■ Provided information:
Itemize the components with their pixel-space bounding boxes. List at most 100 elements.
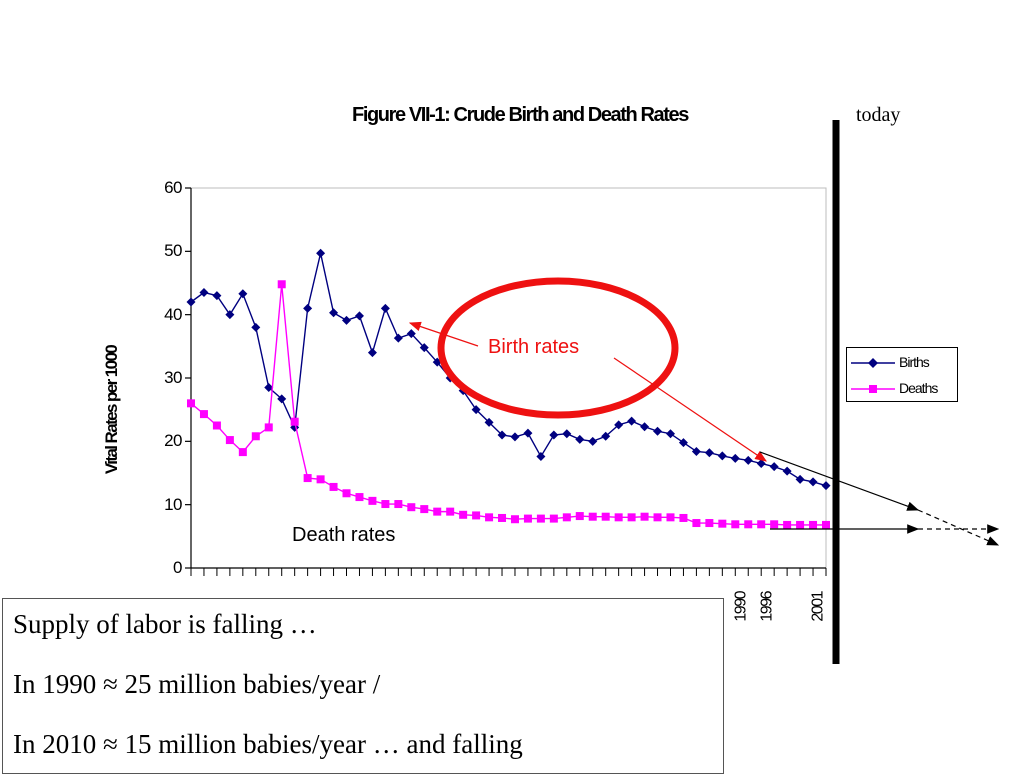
birth-data-point <box>393 333 403 343</box>
birth-data-point <box>238 289 248 299</box>
death-data-point <box>783 520 792 529</box>
birth-data-point <box>653 426 663 436</box>
birth-data-point <box>354 311 364 321</box>
death-data-point <box>199 410 208 419</box>
death-data-point <box>225 436 234 445</box>
birth-data-point <box>212 291 222 301</box>
death-data-point <box>264 423 273 432</box>
birth-data-point <box>678 438 688 448</box>
birth-data-point <box>277 394 287 404</box>
death-data-point <box>562 513 571 522</box>
y-tick-label: 10 <box>164 494 182 514</box>
birth-data-point <box>627 416 637 426</box>
birth-data-point <box>743 455 753 465</box>
birth-data-point <box>601 431 611 441</box>
death-data-point <box>666 513 675 522</box>
birth-rates-oval <box>437 277 679 419</box>
death-data-point <box>238 448 247 457</box>
birth-data-point <box>225 310 235 320</box>
death-data-point <box>342 489 351 498</box>
death-data-point <box>459 510 468 519</box>
death-data-point <box>627 513 636 522</box>
legend-item-deaths: Deaths <box>847 376 959 402</box>
birth-data-point <box>665 429 675 439</box>
birth-data-point <box>782 466 792 476</box>
death-data-point <box>472 511 481 520</box>
death-data-point <box>705 519 714 528</box>
death-data-point <box>679 513 688 522</box>
death-data-point <box>303 474 312 483</box>
death-data-point <box>549 514 558 523</box>
birth-data-point <box>329 308 339 318</box>
birth-data-point <box>730 453 740 463</box>
death-data-point <box>433 507 442 516</box>
birth-data-point <box>380 303 390 313</box>
death-data-point <box>757 520 766 529</box>
birth-data-point <box>717 451 727 461</box>
birth-data-point <box>704 448 714 458</box>
y-tick-label: 20 <box>164 431 182 451</box>
summary-line-2: In 1990 ≈ 25 million babies/year / <box>13 669 381 699</box>
birth-data-point <box>549 430 559 440</box>
today-label: today <box>856 104 901 126</box>
death-data-point <box>770 520 779 529</box>
series-line-deaths <box>190 284 826 526</box>
death-data-point <box>744 520 753 529</box>
birth-data-point <box>186 297 196 307</box>
death-data-point <box>523 514 532 523</box>
death-data-point <box>290 417 299 426</box>
y-tick-label: 40 <box>164 304 182 324</box>
birth-data-point <box>614 420 624 430</box>
death-data-point <box>640 512 649 521</box>
legend-label-deaths: Deaths <box>899 380 938 396</box>
death-rates-annotation: Death rates <box>292 524 396 546</box>
summary-line-1: Supply of labor is falling … <box>13 609 317 639</box>
birth-data-point <box>523 428 533 438</box>
death-data-point <box>381 500 390 509</box>
birth-data-point <box>406 329 416 339</box>
death-data-point <box>718 519 727 528</box>
death-data-point <box>822 520 830 529</box>
y-tick-label: 0 <box>173 558 182 577</box>
birth-data-point <box>575 434 585 444</box>
death-data-point <box>588 512 597 521</box>
birth-data-point <box>342 315 352 325</box>
death-data-point <box>251 432 260 441</box>
birth-data-point <box>769 462 779 472</box>
death-data-point <box>601 512 610 521</box>
death-data-point <box>796 520 805 529</box>
chart-title: Figure VII-1: Crude Birth and Death Rate… <box>352 104 689 126</box>
death-data-point <box>277 280 286 289</box>
death-data-point <box>368 496 377 505</box>
birth-data-point <box>536 452 546 462</box>
legend-item-births: Births <box>847 350 959 376</box>
death-data-point <box>614 513 623 522</box>
birth-data-point <box>303 303 313 313</box>
death-data-point <box>212 421 221 430</box>
death-data-point <box>653 513 662 522</box>
birth-data-point <box>251 322 261 332</box>
y-tick-label: 60 <box>164 178 182 197</box>
birth-rates-annotation: Birth rates <box>488 336 580 358</box>
birth-data-point <box>419 343 429 353</box>
summary-line-3: In 2010 ≈ 15 million babies/year … and f… <box>13 729 523 759</box>
birth-projection-dashed <box>917 509 1000 546</box>
birth-data-point <box>795 474 805 484</box>
birth-data-point <box>808 477 818 487</box>
birth-data-point <box>821 481 831 491</box>
death-data-point <box>420 505 429 514</box>
square-marker-icon <box>851 385 895 393</box>
chart-legend: Births Deaths <box>846 347 958 402</box>
legend-label-births: Births <box>899 354 930 370</box>
death-data-point <box>355 493 364 502</box>
birth-data-point <box>640 422 650 432</box>
birth-data-point <box>484 417 494 427</box>
death-data-point <box>394 500 403 509</box>
birth-projection-solid <box>759 451 920 511</box>
death-data-point <box>809 520 818 529</box>
birth-data-point <box>264 383 274 392</box>
birth-arrow-left <box>408 321 479 347</box>
birth-data-point <box>316 248 326 258</box>
birth-data-point <box>497 430 507 440</box>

■ Brief:
Reproduce verbatim the lines from the line containing "birth-data-point <box>393 333 403 343</box>" up to and including the line containing "birth-data-point <box>614 420 624 430</box>".

■ Exercise response:
birth-data-point <box>393 333 403 343</box>
birth-data-point <box>238 289 248 299</box>
death-data-point <box>783 520 792 529</box>
birth-data-point <box>653 426 663 436</box>
birth-data-point <box>354 311 364 321</box>
death-data-point <box>199 410 208 419</box>
death-data-point <box>225 436 234 445</box>
birth-data-point <box>212 291 222 301</box>
death-data-point <box>264 423 273 432</box>
birth-data-point <box>678 438 688 448</box>
birth-data-point <box>277 394 287 404</box>
death-data-point <box>562 513 571 522</box>
y-tick-label: 10 <box>164 494 182 514</box>
birth-data-point <box>627 416 637 426</box>
birth-data-point <box>743 455 753 465</box>
birth-data-point <box>601 431 611 441</box>
death-data-point <box>666 513 675 522</box>
birth-rates-oval <box>437 277 679 419</box>
death-data-point <box>238 448 247 457</box>
birth-data-point <box>225 310 235 320</box>
death-data-point <box>342 489 351 498</box>
death-data-point <box>459 510 468 519</box>
death-data-point <box>627 513 636 522</box>
legend-item-deaths: Deaths <box>847 376 959 402</box>
birth-data-point <box>665 429 675 439</box>
birth-data-point <box>782 466 792 476</box>
death-data-point <box>472 511 481 520</box>
death-data-point <box>705 519 714 528</box>
death-data-point <box>679 513 688 522</box>
death-data-point <box>303 474 312 483</box>
death-data-point <box>549 514 558 523</box>
birth-data-point <box>329 308 339 318</box>
birth-data-point <box>730 453 740 463</box>
death-data-point <box>433 507 442 516</box>
birth-data-point <box>380 303 390 313</box>
death-data-point <box>757 520 766 529</box>
birth-data-point <box>717 451 727 461</box>
birth-data-point <box>704 448 714 458</box>
y-tick-label: 20 <box>164 431 182 451</box>
summary-line-2: In 1990 ≈ 25 million babies/year / <box>13 669 381 699</box>
birth-data-point <box>549 430 559 440</box>
today-label: today <box>856 104 901 126</box>
death-data-point <box>770 520 779 529</box>
series-line-deaths <box>190 284 826 526</box>
death-data-point <box>744 520 753 529</box>
birth-data-point <box>186 297 196 307</box>
death-data-point <box>523 514 532 523</box>
death-data-point <box>290 417 299 426</box>
y-tick-label: 40 <box>164 304 182 324</box>
birth-data-point <box>614 420 624 430</box>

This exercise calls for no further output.